[Extracted data entries]
++++++++++
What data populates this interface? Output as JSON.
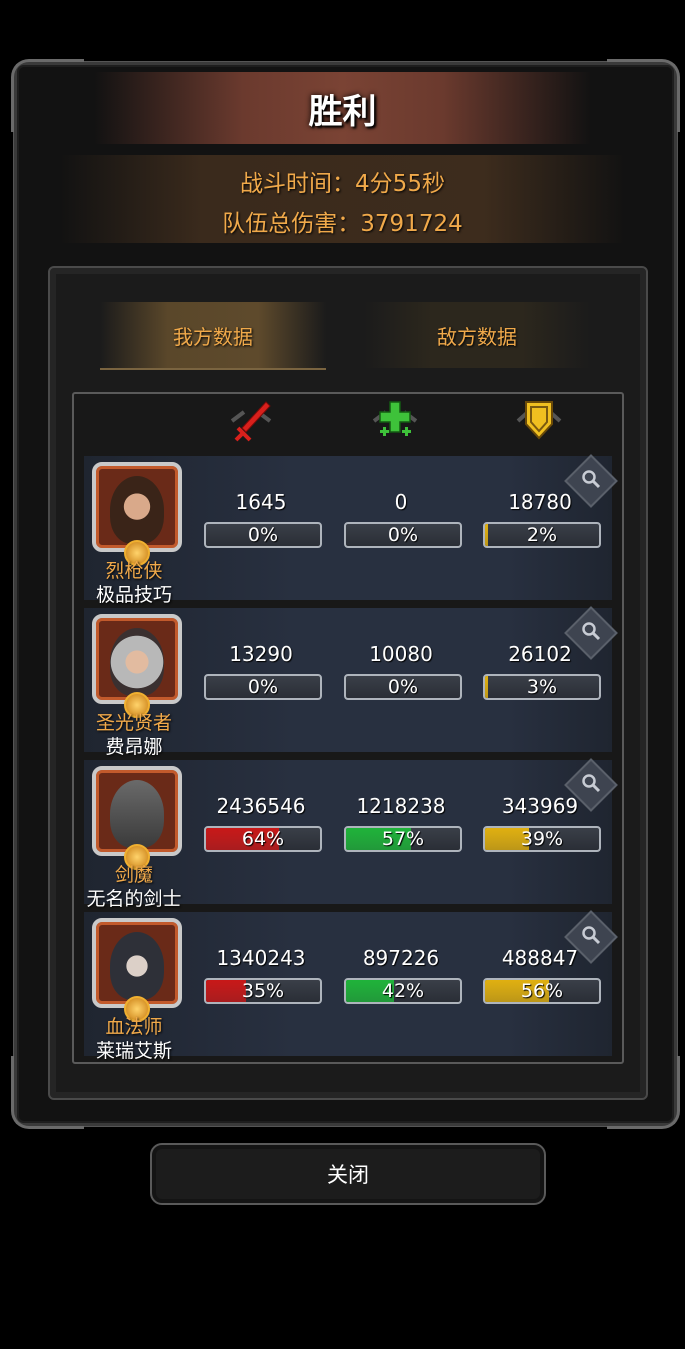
{
  "header": {
    "title": "胜利",
    "battle_time": "战斗时间：4分55秒",
    "team_damage": "队伍总伤害：3791724"
  },
  "tabs": [
    {
      "label": "我方数据",
      "active": true
    },
    {
      "label": "敌方数据",
      "active": false
    }
  ],
  "columns": [
    {
      "icon": "red-sword-icon",
      "color": "#d8201c"
    },
    {
      "icon": "green-heal-cross-icon",
      "color": "#3ec23a"
    },
    {
      "icon": "yellow-shield-icon",
      "color": "#f0c020"
    }
  ],
  "bar_colors": [
    "#c81818",
    "#1fb33a",
    "#e0b010"
  ],
  "heroes": [
    {
      "role": "烈枪侠",
      "name": "极品技巧",
      "damage": "1645",
      "damage_pct": "0%",
      "damage_frac": 0,
      "heal": "0",
      "heal_pct": "0%",
      "heal_frac": 0,
      "tank": "18780",
      "tank_pct": "2%",
      "tank_frac": 0.02
    },
    {
      "role": "圣光贤者",
      "name": "费昂娜",
      "damage": "13290",
      "damage_pct": "0%",
      "damage_frac": 0,
      "heal": "10080",
      "heal_pct": "0%",
      "heal_frac": 0,
      "tank": "26102",
      "tank_pct": "3%",
      "tank_frac": 0.03
    },
    {
      "role": "剑魔",
      "name": "无名的剑士",
      "damage": "2436546",
      "damage_pct": "64%",
      "damage_frac": 0.64,
      "heal": "1218238",
      "heal_pct": "57%",
      "heal_frac": 0.57,
      "tank": "343969",
      "tank_pct": "39%",
      "tank_frac": 0.39
    },
    {
      "role": "血法师",
      "name": "莱瑞艾斯",
      "damage": "1340243",
      "damage_pct": "35%",
      "damage_frac": 0.35,
      "heal": "897226",
      "heal_pct": "42%",
      "heal_frac": 0.42,
      "tank": "488847",
      "tank_pct": "56%",
      "tank_frac": 0.56
    }
  ],
  "close_label": "关闭"
}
++++++++++
EXERCISE BRIEF:
Go through the listing above and return every line where the word "name" occurs.

WRITTEN ANSWER:
      "name": "极品技巧",
      "name": "费昂娜",
      "name": "无名的剑士",
      "name": "莱瑞艾斯",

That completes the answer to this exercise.